▶ **WHAT TO PRODUCE**
Every line with the word "this" in it should be extracted from the data that follows.

▶ **GIVEN INFORMATION**
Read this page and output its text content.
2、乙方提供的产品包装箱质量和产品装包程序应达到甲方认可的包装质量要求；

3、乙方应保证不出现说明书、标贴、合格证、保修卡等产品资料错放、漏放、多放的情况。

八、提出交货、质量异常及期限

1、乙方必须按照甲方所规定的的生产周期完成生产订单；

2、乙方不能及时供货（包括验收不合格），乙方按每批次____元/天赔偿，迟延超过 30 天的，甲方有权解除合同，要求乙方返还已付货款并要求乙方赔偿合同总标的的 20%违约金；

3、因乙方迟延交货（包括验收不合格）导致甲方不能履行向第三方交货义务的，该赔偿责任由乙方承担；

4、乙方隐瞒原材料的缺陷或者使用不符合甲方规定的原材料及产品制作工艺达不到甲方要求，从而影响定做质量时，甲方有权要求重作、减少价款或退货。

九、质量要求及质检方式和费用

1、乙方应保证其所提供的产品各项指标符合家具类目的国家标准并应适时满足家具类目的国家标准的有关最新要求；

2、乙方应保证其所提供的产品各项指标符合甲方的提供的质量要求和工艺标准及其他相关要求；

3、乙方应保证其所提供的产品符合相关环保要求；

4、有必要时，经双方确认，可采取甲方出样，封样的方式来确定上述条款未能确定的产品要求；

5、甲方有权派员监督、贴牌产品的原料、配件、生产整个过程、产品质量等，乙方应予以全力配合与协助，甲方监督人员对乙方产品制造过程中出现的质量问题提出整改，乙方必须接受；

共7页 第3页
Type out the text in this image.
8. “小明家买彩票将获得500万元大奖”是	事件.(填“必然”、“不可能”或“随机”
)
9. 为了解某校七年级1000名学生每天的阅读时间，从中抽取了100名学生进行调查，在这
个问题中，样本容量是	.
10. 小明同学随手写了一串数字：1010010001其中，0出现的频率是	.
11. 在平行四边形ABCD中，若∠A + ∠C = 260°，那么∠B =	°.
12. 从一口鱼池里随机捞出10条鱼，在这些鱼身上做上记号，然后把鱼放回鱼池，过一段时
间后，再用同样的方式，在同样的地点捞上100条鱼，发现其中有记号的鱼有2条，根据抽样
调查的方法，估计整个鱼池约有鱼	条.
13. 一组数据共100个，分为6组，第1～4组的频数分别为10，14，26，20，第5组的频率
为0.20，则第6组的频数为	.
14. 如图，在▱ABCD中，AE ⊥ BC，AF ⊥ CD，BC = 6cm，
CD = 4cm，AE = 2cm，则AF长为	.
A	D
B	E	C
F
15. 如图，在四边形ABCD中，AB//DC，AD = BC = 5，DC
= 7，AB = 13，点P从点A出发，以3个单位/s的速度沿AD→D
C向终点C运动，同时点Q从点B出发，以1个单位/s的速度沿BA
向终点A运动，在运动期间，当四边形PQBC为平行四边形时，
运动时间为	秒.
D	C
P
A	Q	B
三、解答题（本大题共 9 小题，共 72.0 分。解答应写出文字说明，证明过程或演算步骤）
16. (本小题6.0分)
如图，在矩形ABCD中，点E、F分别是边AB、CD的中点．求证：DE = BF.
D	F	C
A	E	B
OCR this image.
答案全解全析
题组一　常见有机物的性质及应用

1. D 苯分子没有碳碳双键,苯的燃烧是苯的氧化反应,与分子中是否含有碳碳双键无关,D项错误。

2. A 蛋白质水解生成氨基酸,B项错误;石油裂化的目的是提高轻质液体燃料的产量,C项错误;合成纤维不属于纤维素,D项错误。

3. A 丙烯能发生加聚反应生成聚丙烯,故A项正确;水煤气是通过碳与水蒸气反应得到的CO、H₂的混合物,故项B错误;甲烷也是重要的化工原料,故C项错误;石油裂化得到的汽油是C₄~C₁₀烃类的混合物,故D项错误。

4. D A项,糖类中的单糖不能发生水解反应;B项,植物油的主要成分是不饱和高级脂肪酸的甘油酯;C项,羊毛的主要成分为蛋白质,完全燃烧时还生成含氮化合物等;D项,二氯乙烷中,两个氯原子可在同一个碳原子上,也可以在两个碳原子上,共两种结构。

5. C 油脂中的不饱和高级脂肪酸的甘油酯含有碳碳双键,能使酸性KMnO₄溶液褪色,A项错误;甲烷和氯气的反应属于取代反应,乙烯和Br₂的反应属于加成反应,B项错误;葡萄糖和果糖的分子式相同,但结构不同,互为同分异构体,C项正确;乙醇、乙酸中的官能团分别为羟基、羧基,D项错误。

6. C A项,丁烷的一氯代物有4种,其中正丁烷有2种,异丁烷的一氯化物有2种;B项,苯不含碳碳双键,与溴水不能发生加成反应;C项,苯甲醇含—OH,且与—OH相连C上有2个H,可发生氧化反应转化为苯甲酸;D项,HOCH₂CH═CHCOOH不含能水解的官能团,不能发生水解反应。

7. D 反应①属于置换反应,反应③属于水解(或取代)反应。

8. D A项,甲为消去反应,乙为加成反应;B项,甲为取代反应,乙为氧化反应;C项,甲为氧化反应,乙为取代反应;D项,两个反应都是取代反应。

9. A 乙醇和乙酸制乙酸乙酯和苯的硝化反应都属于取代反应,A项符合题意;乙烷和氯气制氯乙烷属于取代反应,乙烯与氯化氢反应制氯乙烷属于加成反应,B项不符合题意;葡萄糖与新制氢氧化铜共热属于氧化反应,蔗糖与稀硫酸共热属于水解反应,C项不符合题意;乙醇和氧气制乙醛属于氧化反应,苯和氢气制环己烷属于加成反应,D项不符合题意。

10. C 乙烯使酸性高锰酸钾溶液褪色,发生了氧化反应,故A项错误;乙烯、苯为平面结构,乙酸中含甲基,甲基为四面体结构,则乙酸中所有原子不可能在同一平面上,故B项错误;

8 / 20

▶ **REPLY TO THE EXERCISE**
Read this page and output its text content.
Type out the text in this image.
OCR this image.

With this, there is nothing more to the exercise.